**PROBLEM**:
Output every entry exactly as written, skipping any pictures.

**RECORD LIST**:
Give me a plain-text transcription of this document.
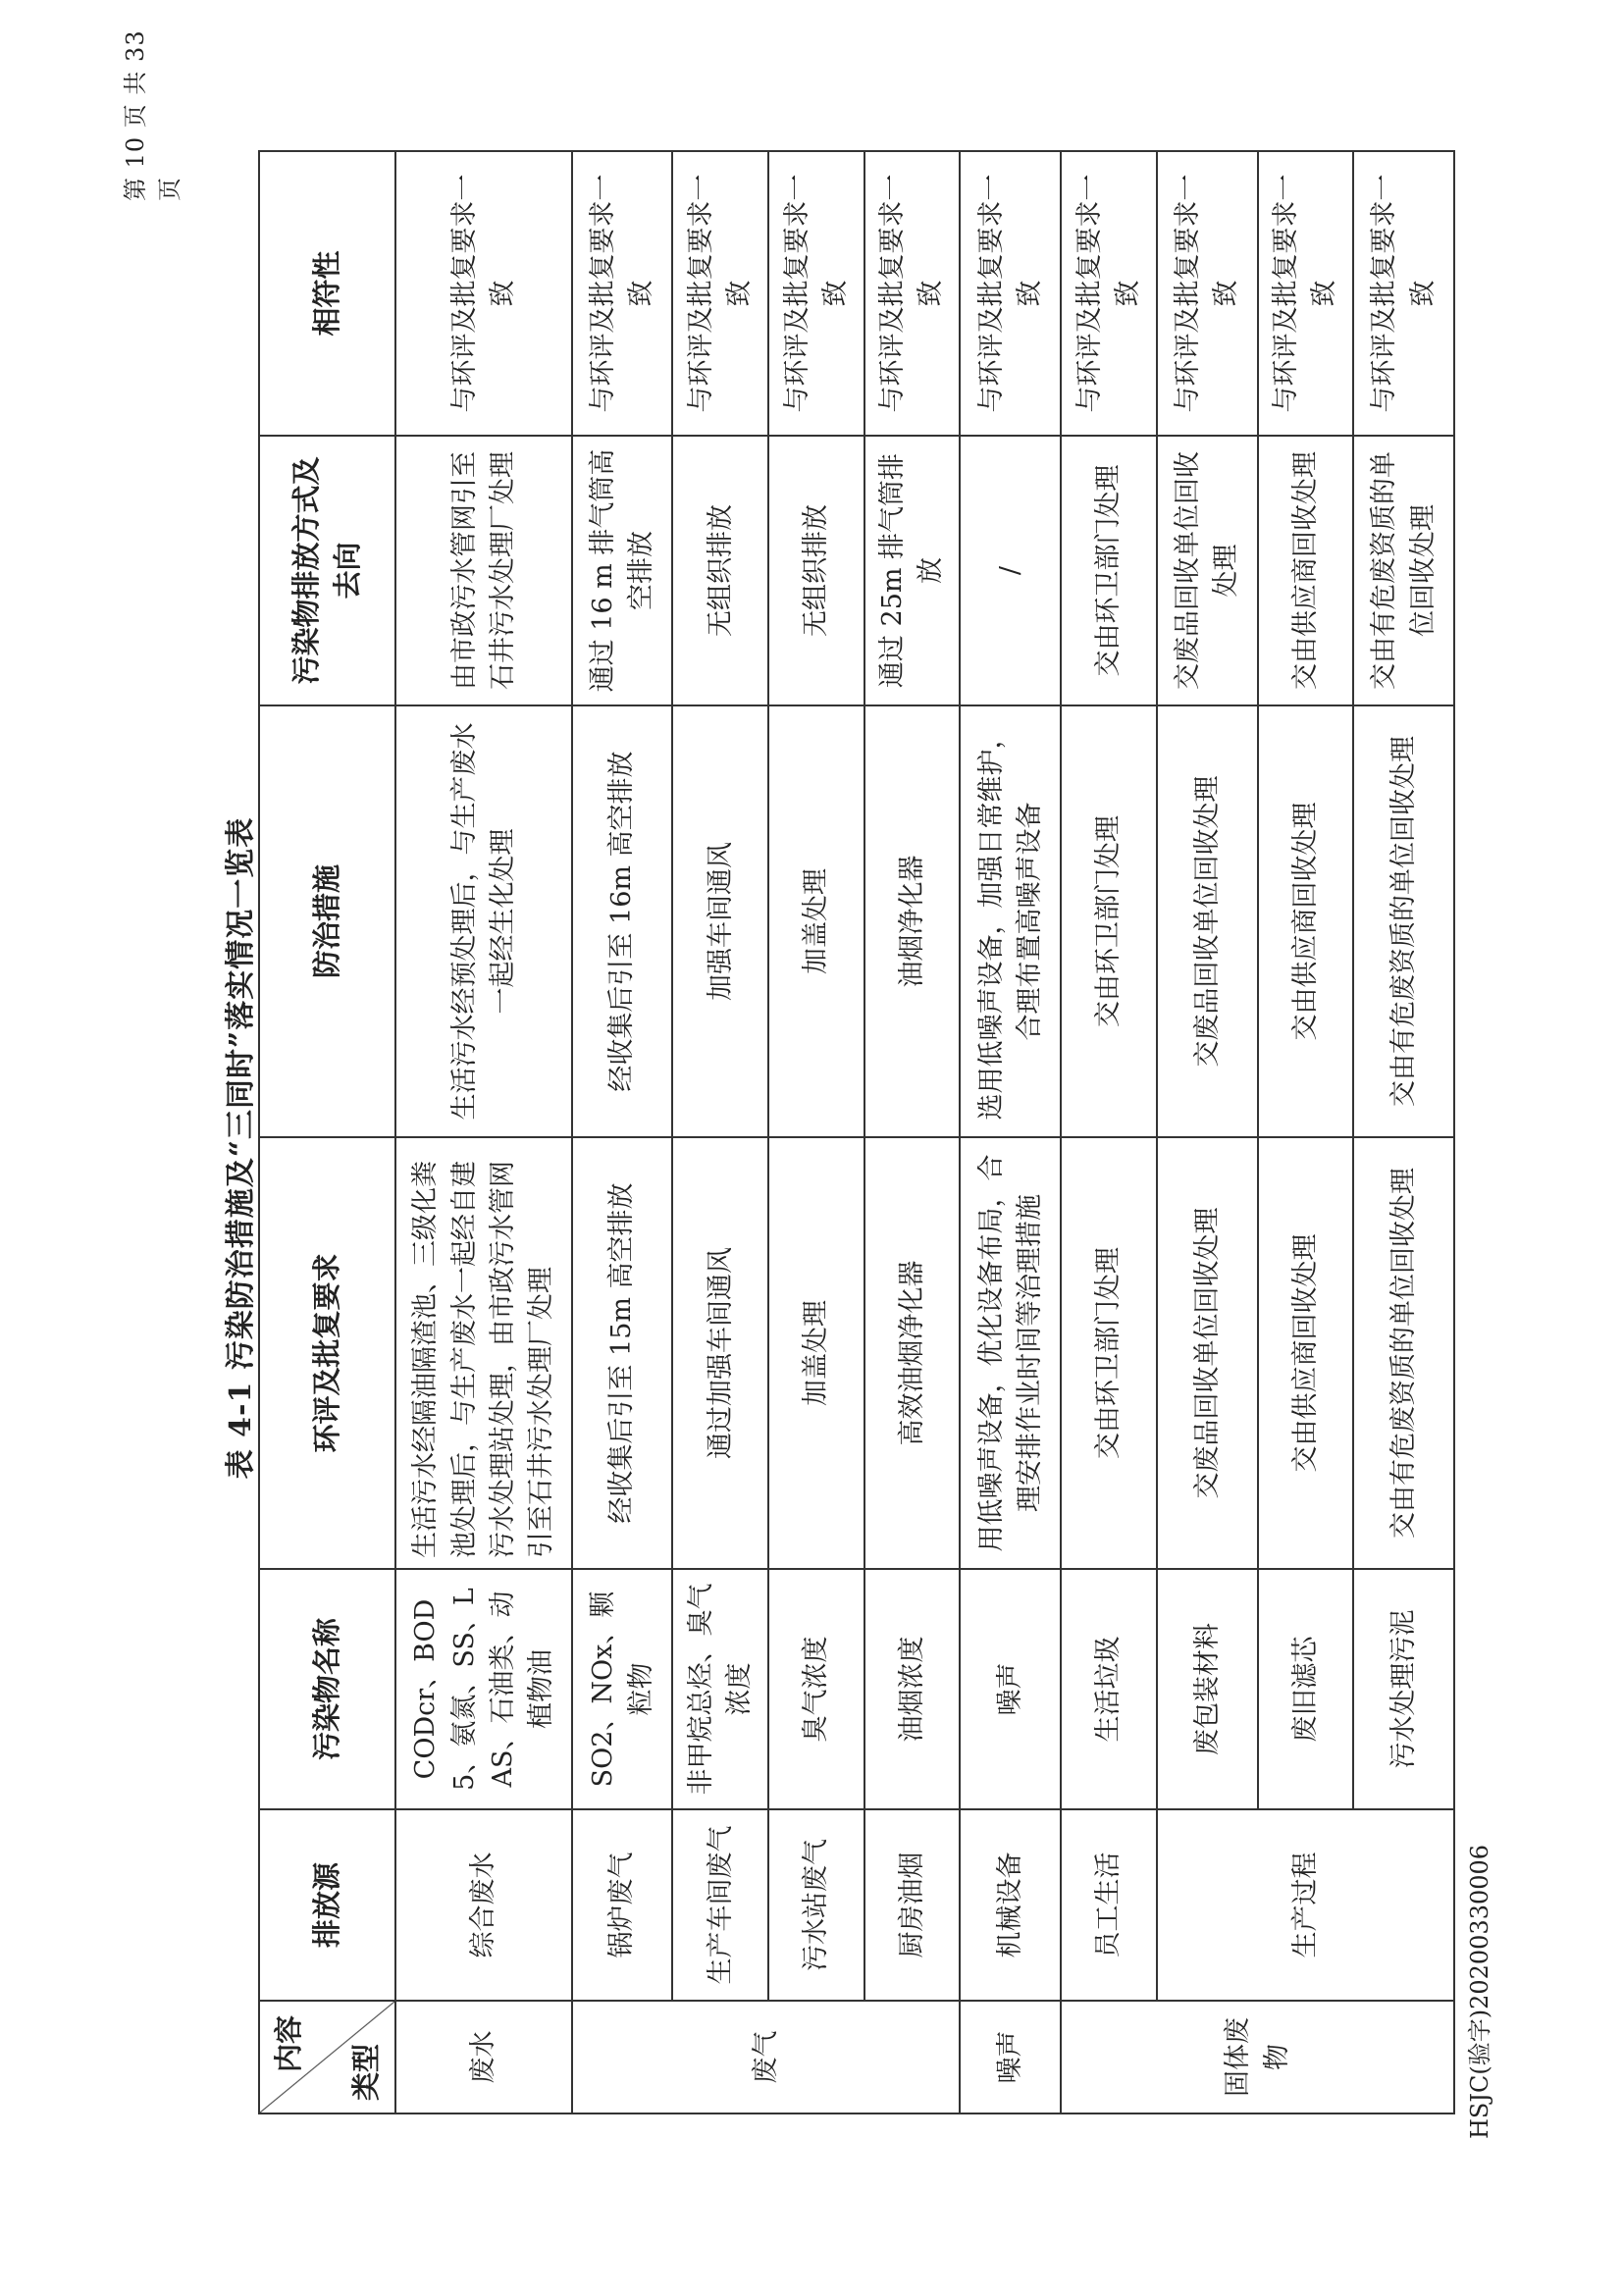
HSJC(验字)20200330006
第 10 页 共 33 页
表 4-1 污染防治措施及“三同时”落实情况一览表
内容 类型	排放源	污染物名称	环评及批复要求	防治措施	污染物排放方式及去向	相符性
废水	综合废水	CODcr、BOD5、氨氮、SS、LAS、石油类、动植物油	生活污水经隔油隔渣池、三级化粪池处理后，与生产废水一起经自建污水处理站处理，由市政污水管网引至石井污水处理厂处理	生活污水经预处理后，与生产废水一起经生化处理	由市政污水管网引至石井污水处理厂处理	与环评及批复要求一致
废气	锅炉废气	SO2、NOx、颗粒物	经收集后引至 15m 高空排放	经收集后引至 16m 高空排放	通过 16 m 排气筒高空排放	与环评及批复要求一致
	生产车间废气	非甲烷总烃、臭气浓度	通过加强车间通风	加强车间通风	无组织排放	与环评及批复要求一致
	污水站废气	臭气浓度	加盖处理	加盖处理	无组织排放	与环评及批复要求一致
	厨房油烟	油烟浓度	高效油烟净化器	油烟净化器	通过 25m 排气筒排放	与环评及批复要求一致
噪声	机械设备	噪声	用低噪声设备，优化设备布局，合理安排作业时间等治理措施	选用低噪声设备，加强日常维护，合理布置高噪声设备	/	与环评及批复要求一致
固体废物	员工生活	生活垃圾	交由环卫部门处理	交由环卫部门处理	交由环卫部门处理	与环评及批复要求一致
	生产过程	废包装材料	交废品回收单位回收处理	交废品回收单位回收处理	交废品回收单位回收处理	与环评及批复要求一致
		废旧滤芯	交由供应商回收处理	交由供应商回收处理	交由供应商回收处理	与环评及批复要求一致
		污水处理污泥	交由有危废资质的单位回收处理	交由有危废资质的单位回收处理	交由有危废资质的单位回收处理	与环评及批复要求一致
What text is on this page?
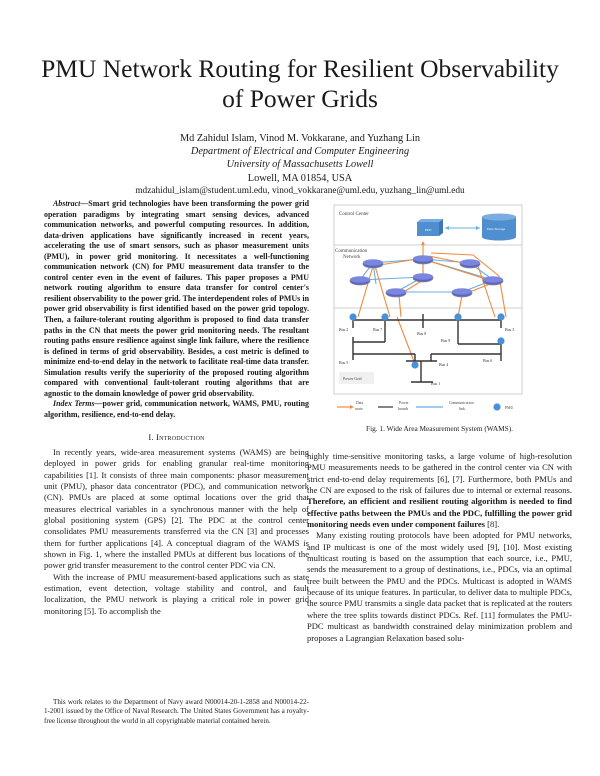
PMU Network Routing for Resilient Observability
of Power Grids
Md Zahidul Islam, Vinod M. Vokkarane, and Yuzhang Lin
Department of Electrical and Computer Engineering
University of Massachusetts Lowell
Lowell, MA 01854, USA
mdzahidul_islam@student.uml.edu, vinod_vokkarane@uml.edu, yuzhang_lin@uml.edu

Abstract—Smart grid technologies have been transforming the power grid operation paradigms by integrating smart sensing devices, advanced communication networks, and powerful computing resources. In addition, data-driven applications have significantly increased in recent years, accelerating the use of smart sensors, such as phasor measurement units (PMU), in power grid monitoring. It necessitates a well-functioning communication network (CN) for PMU measurement data transfer to the control center even in the event of failures. This paper proposes a PMU network routing algorithm to ensure data transfer for control center's resilient observability to the power grid. The interdependent roles of PMUs in power grid observability is first identified based on the power grid topology. Then, a failure-tolerant routing algorithm is proposed to find data transfer paths in the CN that meets the power grid monitoring needs. The resultant routing paths ensure resilience against single link failure, where the resilience is defined in terms of grid observability. Besides, a cost metric is defined to minimize end-to-end delay in the network to facilitate real-time data transfer. Simulation results verify the superiority of the proposed routing algorithm compared with conventional fault-tolerant routing algorithms that are agnostic to the domain knowledge of power grid observability.

Index Terms—power grid, communication network, WAMS, PMU, routing algorithm, resilience, end-to-end delay.

I. Introduction

In recently years, wide-area measurement systems (WAMS) are being deployed in power grids for enabling granular real-time monitoring capabilities [1]. It consists of three main components: phasor measurement unit (PMU), phasor data concentrator (PDC), and communication network (CN). PMUs are placed at some optimal locations over the grid that measures electrical variables in a synchronous manner with the help of global positioning system (GPS) [2]. The PDC at the control center consolidates PMU measurements transferred via the CN [3] and processes them for further applications [4]. A conceptual diagram of the WAMS is shown in Fig. 1, where the installed PMUs at different bus locations of the power grid transfer measurement to the control center PDC via CN.

With the increase of PMU measurement-based applications such as state estimation, event detection, voltage stability and control, and fault localization, the PMU network is playing a critical role in power grid monitoring [5]. To accomplish the

This work relates to the Department of Navy award N00014-20-1-2858 and N00014-22-1-2001 issued by the Office of Naval Research. The United States Government has a royalty-free license throughout the world in all copyrightable material contained herein.
Control Center
Communication
Network
PDC	Data Storage
Bus 1
Bus 2	Bus 3
Bus 4
Bus 5	Bus 6
Bus 7
Bus 8
Bus 9
Power Grid
Data
route
Power
branch
Communication
link	PMU
Fig. 1. Wide Area Measurement System (WAMS).

highly time-sensitive monitoring tasks, a large volume of high-resolution PMU measurements needs to be gathered in the control center via CN with strict end-to-end delay requirements [6], [7]. Furthermore, both PMUs and the CN are exposed to the risk of failures due to internal or external reasons. Therefore, an efficient and resilient routing algorithm is needed to find effective paths between the PMUs and the PDC, fulfilling the power grid monitoring needs even under component failures [8].

Many existing routing protocols have been adopted for PMU networks, and IP multicast is one of the most widely used [9], [10]. Most existing multicast routing is based on the assumption that each source, i.e., PMU, sends the measurement to a group of destinations, i.e., PDCs, via an optimal tree built between the PMU and the PDCs. Multicast is adopted in WAMS because of its unique features. In particular, to deliver data to multiple PDCs, the source PMU transmits a single data packet that is replicated at the routers where the tree splits towards distinct PDCs. Ref. [11] formulates the PMU-PDC multicast as bandwidth constrained delay minimization problem and proposes a Lagrangian Relaxation based solu-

**IN RESPONSE**:
Give me a plain-text transcription of this document.
HSJC(验字)20200330006
第 10 页 共 33 页
表 4-1 污染防治措施及“三同时”落实情况一览表
内容 类型	排放源	污染物名称	环评及批复要求	防治措施	污染物排放方式及去向	相符性
废水	综合废水	CODcr、BOD5、氨氮、SS、LAS、石油类、动植物油	生活污水经隔油隔渣池、三级化粪池处理后，与生产废水一起经自建污水处理站处理，由市政污水管网引至石井污水处理厂处理	生活污水经预处理后，与生产废水一起经生化处理	由市政污水管网引至石井污水处理厂处理	与环评及批复要求一致
废气	锅炉废气	SO2、NOx、颗粒物	经收集后引至 15m 高空排放	经收集后引至 16m 高空排放	通过 16 m 排气筒高空排放	与环评及批复要求一致
	生产车间废气	非甲烷总烃、臭气浓度	通过加强车间通风	加强车间通风	无组织排放	与环评及批复要求一致
	污水站废气	臭气浓度	加盖处理	加盖处理	无组织排放	与环评及批复要求一致
	厨房油烟	油烟浓度	高效油烟净化器	油烟净化器	通过 25m 排气筒排放	与环评及批复要求一致
噪声	机械设备	噪声	用低噪声设备，优化设备布局，合理安排作业时间等治理措施	选用低噪声设备，加强日常维护，合理布置高噪声设备	/	与环评及批复要求一致
固体废物	员工生活	生活垃圾	交由环卫部门处理	交由环卫部门处理	交由环卫部门处理	与环评及批复要求一致
	生产过程	废包装材料	交废品回收单位回收处理	交废品回收单位回收处理	交废品回收单位回收处理	与环评及批复要求一致
		废旧滤芯	交由供应商回收处理	交由供应商回收处理	交由供应商回收处理	与环评及批复要求一致
		污水处理污泥	交由有危废资质的单位回收处理	交由有危废资质的单位回收处理	交由有危废资质的单位回收处理	与环评及批复要求一致
What text is on this page?
PMU Network Routing for Resilient Observability
of Power Grids
Md Zahidul Islam, Vinod M. Vokkarane, and Yuzhang Lin
Department of Electrical and Computer Engineering
University of Massachusetts Lowell
Lowell, MA 01854, USA
mdzahidul_islam@student.uml.edu, vinod_vokkarane@uml.edu, yuzhang_lin@uml.edu

Abstract—Smart grid technologies have been transforming the power grid operation paradigms by integrating smart sensing devices, advanced communication networks, and powerful computing resources. In addition, data-driven applications have significantly increased in recent years, accelerating the use of smart sensors, such as phasor measurement units (PMU), in power grid monitoring. It necessitates a well-functioning communication network (CN) for PMU measurement data transfer to the control center even in the event of failures. This paper proposes a PMU network routing algorithm to ensure data transfer for control center's resilient observability to the power grid. The interdependent roles of PMUs in power grid observability is first identified based on the power grid topology. Then, a failure-tolerant routing algorithm is proposed to find data transfer paths in the CN that meets the power grid monitoring needs. The resultant routing paths ensure resilience against single link failure, where the resilience is defined in terms of grid observability. Besides, a cost metric is defined to minimize end-to-end delay in the network to facilitate real-time data transfer. Simulation results verify the superiority of the proposed routing algorithm compared with conventional fault-tolerant routing algorithms that are agnostic to the domain knowledge of power grid observability.

Index Terms—power grid, communication network, WAMS, PMU, routing algorithm, resilience, end-to-end delay.

I. Introduction

In recently years, wide-area measurement systems (WAMS) are being deployed in power grids for enabling granular real-time monitoring capabilities [1]. It consists of three main components: phasor measurement unit (PMU), phasor data concentrator (PDC), and communication network (CN). PMUs are placed at some optimal locations over the grid that measures electrical variables in a synchronous manner with the help of global positioning system (GPS) [2]. The PDC at the control center consolidates PMU measurements transferred via the CN [3] and processes them for further applications [4]. A conceptual diagram of the WAMS is shown in Fig. 1, where the installed PMUs at different bus locations of the power grid transfer measurement to the control center PDC via CN.

With the increase of PMU measurement-based applications such as state estimation, event detection, voltage stability and control, and fault localization, the PMU network is playing a critical role in power grid monitoring [5]. To accomplish the

This work relates to the Department of Navy award N00014-20-1-2858 and N00014-22-1-2001 issued by the Office of Naval Research. The United States Government has a royalty-free license throughout the world in all copyrightable material contained herein.
Control Center
Communication
Network
PDC	Data Storage
Bus 1
Bus 2	Bus 3
Bus 4
Bus 5	Bus 6
Bus 7
Bus 8
Bus 9
Power Grid
Data
route
Power
branch
Communication
link	PMU
Fig. 1. Wide Area Measurement System (WAMS).

highly time-sensitive monitoring tasks, a large volume of high-resolution PMU measurements needs to be gathered in the control center via CN with strict end-to-end delay requirements [6], [7]. Furthermore, both PMUs and the CN are exposed to the risk of failures due to internal or external reasons. Therefore, an efficient and resilient routing algorithm is needed to find effective paths between the PMUs and the PDC, fulfilling the power grid monitoring needs even under component failures [8].

Many existing routing protocols have been adopted for PMU networks, and IP multicast is one of the most widely used [9], [10]. Most existing multicast routing is based on the assumption that each source, i.e., PMU, sends the measurement to a group of destinations, i.e., PDCs, via an optimal tree built between the PMU and the PDCs. Multicast is adopted in WAMS because of its unique features. In particular, to deliver data to multiple PDCs, the source PMU transmits a single data packet that is replicated at the routers where the tree splits towards distinct PDCs. Ref. [11] formulates the PMU-PDC multicast as bandwidth constrained delay minimization problem and proposes a Lagrangian Relaxation based solu-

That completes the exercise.